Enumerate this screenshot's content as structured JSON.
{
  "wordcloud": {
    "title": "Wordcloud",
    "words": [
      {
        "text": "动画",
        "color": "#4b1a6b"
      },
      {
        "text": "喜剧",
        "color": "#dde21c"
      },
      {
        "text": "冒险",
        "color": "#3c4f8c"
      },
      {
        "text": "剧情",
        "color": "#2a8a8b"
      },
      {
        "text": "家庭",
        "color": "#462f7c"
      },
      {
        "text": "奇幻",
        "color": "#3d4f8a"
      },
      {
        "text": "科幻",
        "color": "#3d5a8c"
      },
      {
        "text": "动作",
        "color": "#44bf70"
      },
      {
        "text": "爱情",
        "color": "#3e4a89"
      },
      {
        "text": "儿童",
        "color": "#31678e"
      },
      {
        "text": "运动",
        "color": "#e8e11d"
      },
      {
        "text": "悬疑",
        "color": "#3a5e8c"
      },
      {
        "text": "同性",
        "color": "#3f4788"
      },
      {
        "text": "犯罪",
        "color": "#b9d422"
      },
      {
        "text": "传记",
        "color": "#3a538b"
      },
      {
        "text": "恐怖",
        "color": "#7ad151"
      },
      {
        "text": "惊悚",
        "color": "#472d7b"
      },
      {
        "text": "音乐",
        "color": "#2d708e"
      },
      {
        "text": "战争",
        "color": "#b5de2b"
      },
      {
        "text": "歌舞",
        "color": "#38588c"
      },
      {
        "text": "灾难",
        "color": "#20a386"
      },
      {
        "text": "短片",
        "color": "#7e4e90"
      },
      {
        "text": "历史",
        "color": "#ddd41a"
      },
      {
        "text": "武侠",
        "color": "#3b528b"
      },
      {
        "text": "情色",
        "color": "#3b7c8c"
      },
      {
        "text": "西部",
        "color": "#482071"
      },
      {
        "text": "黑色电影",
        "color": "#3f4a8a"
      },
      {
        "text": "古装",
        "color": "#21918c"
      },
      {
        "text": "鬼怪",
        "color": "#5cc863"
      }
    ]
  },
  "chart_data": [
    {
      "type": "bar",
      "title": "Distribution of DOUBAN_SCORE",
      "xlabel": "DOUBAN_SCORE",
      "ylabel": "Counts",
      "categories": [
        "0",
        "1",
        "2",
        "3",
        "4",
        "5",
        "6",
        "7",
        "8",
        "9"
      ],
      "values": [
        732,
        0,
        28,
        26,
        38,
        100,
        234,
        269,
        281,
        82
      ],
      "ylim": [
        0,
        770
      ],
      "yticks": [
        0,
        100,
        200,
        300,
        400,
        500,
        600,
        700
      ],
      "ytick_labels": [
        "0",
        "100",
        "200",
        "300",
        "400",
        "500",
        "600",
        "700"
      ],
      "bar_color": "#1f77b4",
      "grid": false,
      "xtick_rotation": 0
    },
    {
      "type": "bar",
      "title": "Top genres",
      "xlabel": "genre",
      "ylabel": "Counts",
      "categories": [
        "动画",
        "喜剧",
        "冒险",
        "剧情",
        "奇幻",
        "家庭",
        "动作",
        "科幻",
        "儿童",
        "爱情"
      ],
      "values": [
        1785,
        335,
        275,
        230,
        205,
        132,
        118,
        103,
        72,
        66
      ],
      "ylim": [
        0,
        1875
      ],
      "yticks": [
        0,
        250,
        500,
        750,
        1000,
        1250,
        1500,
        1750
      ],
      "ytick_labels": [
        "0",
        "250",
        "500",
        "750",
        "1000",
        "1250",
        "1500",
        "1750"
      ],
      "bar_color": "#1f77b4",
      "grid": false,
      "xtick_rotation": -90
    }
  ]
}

What is required: Using the material above, print every entry exactly as written.

The completed task:
Enumerate this screenshot's content as structured JSON.
{
  "wordcloud": {
    "title": "Wordcloud",
    "words": [
      {
        "text": "动画",
        "color": "#4b1a6b"
      },
      {
        "text": "喜剧",
        "color": "#dde21c"
      },
      {
        "text": "冒险",
        "color": "#3c4f8c"
      },
      {
        "text": "剧情",
        "color": "#2a8a8b"
      },
      {
        "text": "家庭",
        "color": "#462f7c"
      },
      {
        "text": "奇幻",
        "color": "#3d4f8a"
      },
      {
        "text": "科幻",
        "color": "#3d5a8c"
      },
      {
        "text": "动作",
        "color": "#44bf70"
      },
      {
        "text": "爱情",
        "color": "#3e4a89"
      },
      {
        "text": "儿童",
        "color": "#31678e"
      },
      {
        "text": "运动",
        "color": "#e8e11d"
      },
      {
        "text": "悬疑",
        "color": "#3a5e8c"
      },
      {
        "text": "同性",
        "color": "#3f4788"
      },
      {
        "text": "犯罪",
        "color": "#b9d422"
      },
      {
        "text": "传记",
        "color": "#3a538b"
      },
      {
        "text": "恐怖",
        "color": "#7ad151"
      },
      {
        "text": "惊悚",
        "color": "#472d7b"
      },
      {
        "text": "音乐",
        "color": "#2d708e"
      },
      {
        "text": "战争",
        "color": "#b5de2b"
      },
      {
        "text": "歌舞",
        "color": "#38588c"
      },
      {
        "text": "灾难",
        "color": "#20a386"
      },
      {
        "text": "短片",
        "color": "#7e4e90"
      },
      {
        "text": "历史",
        "color": "#ddd41a"
      },
      {
        "text": "武侠",
        "color": "#3b528b"
      },
      {
        "text": "情色",
        "color": "#3b7c8c"
      },
      {
        "text": "西部",
        "color": "#482071"
      },
      {
        "text": "黑色电影",
        "color": "#3f4a8a"
      },
      {
        "text": "古装",
        "color": "#21918c"
      },
      {
        "text": "鬼怪",
        "color": "#5cc863"
      }
    ]
  },
  "chart_data": [
    {
      "type": "bar",
      "title": "Distribution of DOUBAN_SCORE",
      "xlabel": "DOUBAN_SCORE",
      "ylabel": "Counts",
      "categories": [
        "0",
        "1",
        "2",
        "3",
        "4",
        "5",
        "6",
        "7",
        "8",
        "9"
      ],
      "values": [
        732,
        0,
        28,
        26,
        38,
        100,
        234,
        269,
        281,
        82
      ],
      "ylim": [
        0,
        770
      ],
      "yticks": [
        0,
        100,
        200,
        300,
        400,
        500,
        600,
        700
      ],
      "ytick_labels": [
        "0",
        "100",
        "200",
        "300",
        "400",
        "500",
        "600",
        "700"
      ],
      "bar_color": "#1f77b4",
      "grid": false,
      "xtick_rotation": 0
    },
    {
      "type": "bar",
      "title": "Top genres",
      "xlabel": "genre",
      "ylabel": "Counts",
      "categories": [
        "动画",
        "喜剧",
        "冒险",
        "剧情",
        "奇幻",
        "家庭",
        "动作",
        "科幻",
        "儿童",
        "爱情"
      ],
      "values": [
        1785,
        335,
        275,
        230,
        205,
        132,
        118,
        103,
        72,
        66
      ],
      "ylim": [
        0,
        1875
      ],
      "yticks": [
        0,
        250,
        500,
        750,
        1000,
        1250,
        1500,
        1750
      ],
      "ytick_labels": [
        "0",
        "250",
        "500",
        "750",
        "1000",
        "1250",
        "1500",
        "1750"
      ],
      "bar_color": "#1f77b4",
      "grid": false,
      "xtick_rotation": -90
    }
  ]
}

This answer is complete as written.